**WORK TO BE COMPLETED:** Return only the lines starting at the line that contains "Read all visible content and emit it as JSON." and ending with the final line of the listing; include both endpoints.

**INPUT MATERIAL:**
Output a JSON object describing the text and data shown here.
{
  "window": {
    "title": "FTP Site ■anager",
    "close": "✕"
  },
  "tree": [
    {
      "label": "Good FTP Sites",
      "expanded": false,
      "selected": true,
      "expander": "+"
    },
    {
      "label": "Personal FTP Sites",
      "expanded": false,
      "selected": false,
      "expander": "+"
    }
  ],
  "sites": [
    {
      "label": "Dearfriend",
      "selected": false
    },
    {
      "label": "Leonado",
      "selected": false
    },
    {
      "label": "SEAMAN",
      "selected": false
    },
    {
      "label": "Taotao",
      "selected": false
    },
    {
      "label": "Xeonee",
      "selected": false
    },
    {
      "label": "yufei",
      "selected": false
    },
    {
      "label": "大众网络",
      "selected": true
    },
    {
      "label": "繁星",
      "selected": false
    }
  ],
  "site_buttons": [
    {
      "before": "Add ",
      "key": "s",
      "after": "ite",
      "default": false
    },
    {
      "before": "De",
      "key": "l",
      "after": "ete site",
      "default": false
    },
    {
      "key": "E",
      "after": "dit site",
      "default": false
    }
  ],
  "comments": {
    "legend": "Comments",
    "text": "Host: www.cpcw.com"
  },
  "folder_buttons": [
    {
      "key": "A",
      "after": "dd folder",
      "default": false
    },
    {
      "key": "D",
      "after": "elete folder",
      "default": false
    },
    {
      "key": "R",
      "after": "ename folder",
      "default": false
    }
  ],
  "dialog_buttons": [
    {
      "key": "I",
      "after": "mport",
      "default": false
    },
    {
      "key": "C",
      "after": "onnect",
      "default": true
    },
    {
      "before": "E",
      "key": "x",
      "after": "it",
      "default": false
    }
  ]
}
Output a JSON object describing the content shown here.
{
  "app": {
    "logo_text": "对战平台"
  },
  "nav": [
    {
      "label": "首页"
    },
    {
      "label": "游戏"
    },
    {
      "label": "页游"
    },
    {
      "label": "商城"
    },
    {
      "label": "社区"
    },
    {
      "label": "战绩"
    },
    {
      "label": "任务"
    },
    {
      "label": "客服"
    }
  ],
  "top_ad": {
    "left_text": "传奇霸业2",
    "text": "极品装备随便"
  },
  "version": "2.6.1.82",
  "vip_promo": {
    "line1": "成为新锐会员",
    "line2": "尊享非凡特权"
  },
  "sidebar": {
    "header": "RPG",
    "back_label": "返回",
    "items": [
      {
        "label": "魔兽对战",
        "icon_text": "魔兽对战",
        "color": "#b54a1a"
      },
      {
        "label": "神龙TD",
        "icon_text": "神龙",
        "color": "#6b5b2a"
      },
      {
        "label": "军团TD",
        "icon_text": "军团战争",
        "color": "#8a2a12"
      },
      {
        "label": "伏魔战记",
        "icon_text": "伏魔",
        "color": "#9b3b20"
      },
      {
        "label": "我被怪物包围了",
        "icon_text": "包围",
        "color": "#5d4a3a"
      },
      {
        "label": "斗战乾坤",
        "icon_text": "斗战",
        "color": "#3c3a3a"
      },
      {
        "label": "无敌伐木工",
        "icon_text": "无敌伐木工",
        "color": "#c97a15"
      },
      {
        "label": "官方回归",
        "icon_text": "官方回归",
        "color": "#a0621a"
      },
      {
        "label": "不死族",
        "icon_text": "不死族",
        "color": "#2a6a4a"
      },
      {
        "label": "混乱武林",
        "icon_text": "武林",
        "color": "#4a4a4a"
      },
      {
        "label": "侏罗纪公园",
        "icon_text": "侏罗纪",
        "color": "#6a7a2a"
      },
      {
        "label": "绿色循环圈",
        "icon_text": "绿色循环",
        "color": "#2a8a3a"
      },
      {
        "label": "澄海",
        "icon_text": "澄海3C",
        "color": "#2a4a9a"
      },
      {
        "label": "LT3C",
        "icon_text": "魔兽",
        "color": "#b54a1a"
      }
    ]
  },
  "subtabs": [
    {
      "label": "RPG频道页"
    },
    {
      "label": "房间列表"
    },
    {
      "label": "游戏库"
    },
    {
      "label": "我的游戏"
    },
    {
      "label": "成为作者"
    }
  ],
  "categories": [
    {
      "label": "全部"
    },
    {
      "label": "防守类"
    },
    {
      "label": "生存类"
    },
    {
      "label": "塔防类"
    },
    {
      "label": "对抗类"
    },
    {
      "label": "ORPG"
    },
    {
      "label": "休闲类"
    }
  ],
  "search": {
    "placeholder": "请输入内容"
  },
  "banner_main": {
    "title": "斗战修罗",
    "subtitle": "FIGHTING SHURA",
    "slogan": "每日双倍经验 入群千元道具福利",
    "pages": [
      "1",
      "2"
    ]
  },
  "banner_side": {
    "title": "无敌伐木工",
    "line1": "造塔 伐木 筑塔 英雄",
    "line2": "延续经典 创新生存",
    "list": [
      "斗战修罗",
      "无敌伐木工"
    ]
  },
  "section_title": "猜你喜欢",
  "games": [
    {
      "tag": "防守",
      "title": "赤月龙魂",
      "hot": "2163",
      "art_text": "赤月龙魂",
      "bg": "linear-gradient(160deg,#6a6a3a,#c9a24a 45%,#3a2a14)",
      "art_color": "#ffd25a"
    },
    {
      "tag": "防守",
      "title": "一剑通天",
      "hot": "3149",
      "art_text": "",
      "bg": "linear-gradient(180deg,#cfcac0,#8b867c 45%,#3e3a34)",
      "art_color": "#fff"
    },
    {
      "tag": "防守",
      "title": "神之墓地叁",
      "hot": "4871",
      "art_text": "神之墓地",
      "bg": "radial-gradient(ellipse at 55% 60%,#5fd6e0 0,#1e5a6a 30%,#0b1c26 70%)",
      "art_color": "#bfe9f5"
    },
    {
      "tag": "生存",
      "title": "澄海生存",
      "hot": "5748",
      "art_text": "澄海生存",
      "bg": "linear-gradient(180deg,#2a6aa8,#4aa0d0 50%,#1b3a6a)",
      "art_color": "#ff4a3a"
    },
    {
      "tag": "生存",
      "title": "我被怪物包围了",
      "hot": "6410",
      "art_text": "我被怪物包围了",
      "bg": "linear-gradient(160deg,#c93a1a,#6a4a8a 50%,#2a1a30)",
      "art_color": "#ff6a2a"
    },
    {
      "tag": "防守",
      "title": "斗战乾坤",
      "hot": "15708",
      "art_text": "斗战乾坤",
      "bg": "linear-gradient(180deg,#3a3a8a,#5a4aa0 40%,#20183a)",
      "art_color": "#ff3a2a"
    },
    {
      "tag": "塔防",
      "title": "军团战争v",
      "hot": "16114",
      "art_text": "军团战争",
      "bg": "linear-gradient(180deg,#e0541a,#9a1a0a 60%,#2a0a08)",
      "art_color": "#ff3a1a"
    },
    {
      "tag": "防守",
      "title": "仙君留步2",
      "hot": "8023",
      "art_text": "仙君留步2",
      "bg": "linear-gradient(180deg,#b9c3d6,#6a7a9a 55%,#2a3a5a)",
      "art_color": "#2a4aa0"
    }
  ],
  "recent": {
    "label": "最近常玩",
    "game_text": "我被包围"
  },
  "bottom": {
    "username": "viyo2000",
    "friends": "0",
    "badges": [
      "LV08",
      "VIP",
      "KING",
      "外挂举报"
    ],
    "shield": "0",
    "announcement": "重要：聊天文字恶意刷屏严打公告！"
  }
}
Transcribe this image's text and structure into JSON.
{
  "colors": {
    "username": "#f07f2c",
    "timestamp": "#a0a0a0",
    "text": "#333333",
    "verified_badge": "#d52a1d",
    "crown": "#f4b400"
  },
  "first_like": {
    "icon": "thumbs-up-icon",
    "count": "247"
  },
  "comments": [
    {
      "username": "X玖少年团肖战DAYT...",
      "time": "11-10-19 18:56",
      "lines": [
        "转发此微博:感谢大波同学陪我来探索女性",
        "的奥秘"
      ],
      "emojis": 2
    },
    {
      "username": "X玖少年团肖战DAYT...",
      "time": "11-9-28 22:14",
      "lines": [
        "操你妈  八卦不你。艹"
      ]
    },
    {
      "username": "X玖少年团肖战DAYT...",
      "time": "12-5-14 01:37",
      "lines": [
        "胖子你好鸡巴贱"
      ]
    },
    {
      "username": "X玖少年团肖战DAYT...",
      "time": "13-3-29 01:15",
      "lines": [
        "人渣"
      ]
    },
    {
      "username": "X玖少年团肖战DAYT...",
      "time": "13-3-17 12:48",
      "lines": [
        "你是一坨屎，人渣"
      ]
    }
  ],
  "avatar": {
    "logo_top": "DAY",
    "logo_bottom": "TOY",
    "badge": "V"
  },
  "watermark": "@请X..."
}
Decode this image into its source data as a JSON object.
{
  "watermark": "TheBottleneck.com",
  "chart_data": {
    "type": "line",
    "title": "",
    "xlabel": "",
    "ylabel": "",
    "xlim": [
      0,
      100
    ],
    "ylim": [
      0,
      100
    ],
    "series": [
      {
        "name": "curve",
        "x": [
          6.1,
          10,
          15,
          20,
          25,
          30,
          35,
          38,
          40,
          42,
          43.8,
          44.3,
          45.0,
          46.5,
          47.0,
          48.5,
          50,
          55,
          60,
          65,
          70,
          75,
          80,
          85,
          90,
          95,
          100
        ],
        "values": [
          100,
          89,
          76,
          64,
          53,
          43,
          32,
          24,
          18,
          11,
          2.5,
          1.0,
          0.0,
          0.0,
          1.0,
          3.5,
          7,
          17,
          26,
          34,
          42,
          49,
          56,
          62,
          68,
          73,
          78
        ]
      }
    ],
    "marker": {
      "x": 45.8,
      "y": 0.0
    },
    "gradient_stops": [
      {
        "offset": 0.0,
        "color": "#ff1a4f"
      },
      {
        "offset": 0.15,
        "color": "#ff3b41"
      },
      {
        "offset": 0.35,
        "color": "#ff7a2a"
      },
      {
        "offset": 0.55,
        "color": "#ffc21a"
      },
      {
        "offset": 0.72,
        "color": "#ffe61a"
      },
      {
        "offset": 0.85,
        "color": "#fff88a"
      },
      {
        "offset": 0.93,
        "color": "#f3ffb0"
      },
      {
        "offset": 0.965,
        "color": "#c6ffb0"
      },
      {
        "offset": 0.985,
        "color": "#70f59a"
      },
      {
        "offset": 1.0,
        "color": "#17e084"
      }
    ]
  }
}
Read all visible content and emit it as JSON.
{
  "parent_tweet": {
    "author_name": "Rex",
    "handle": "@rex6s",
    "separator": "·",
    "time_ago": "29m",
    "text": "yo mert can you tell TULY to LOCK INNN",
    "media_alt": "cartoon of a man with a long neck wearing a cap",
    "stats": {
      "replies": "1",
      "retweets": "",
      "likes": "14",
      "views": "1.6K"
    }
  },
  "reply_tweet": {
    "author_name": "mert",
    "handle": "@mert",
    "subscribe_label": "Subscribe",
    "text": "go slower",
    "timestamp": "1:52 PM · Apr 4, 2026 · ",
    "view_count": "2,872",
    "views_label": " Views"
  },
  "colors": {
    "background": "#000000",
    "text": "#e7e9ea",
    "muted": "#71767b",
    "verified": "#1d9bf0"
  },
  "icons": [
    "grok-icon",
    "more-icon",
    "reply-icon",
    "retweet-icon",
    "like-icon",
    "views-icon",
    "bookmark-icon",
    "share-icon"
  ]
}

**SOLUTION FOR THIS EXERCISE:**
Read all visible content and emit it as JSON.
{
  "parent_tweet": {
    "author_name": "Rex",
    "handle": "@rex6s",
    "separator": "·",
    "time_ago": "29m",
    "text": "yo mert can you tell TULY to LOCK INNN",
    "media_alt": "cartoon of a man with a long neck wearing a cap",
    "stats": {
      "replies": "1",
      "retweets": "",
      "likes": "14",
      "views": "1.6K"
    }
  },
  "reply_tweet": {
    "author_name": "mert",
    "handle": "@mert",
    "subscribe_label": "Subscribe",
    "text": "go slower",
    "timestamp": "1:52 PM · Apr 4, 2026 · ",
    "view_count": "2,872",
    "views_label": " Views"
  },
  "colors": {
    "background": "#000000",
    "text": "#e7e9ea",
    "muted": "#71767b",
    "verified": "#1d9bf0"
  },
  "icons": [
    "grok-icon",
    "more-icon",
    "reply-icon",
    "retweet-icon",
    "like-icon",
    "views-icon",
    "bookmark-icon",
    "share-icon"
  ]
}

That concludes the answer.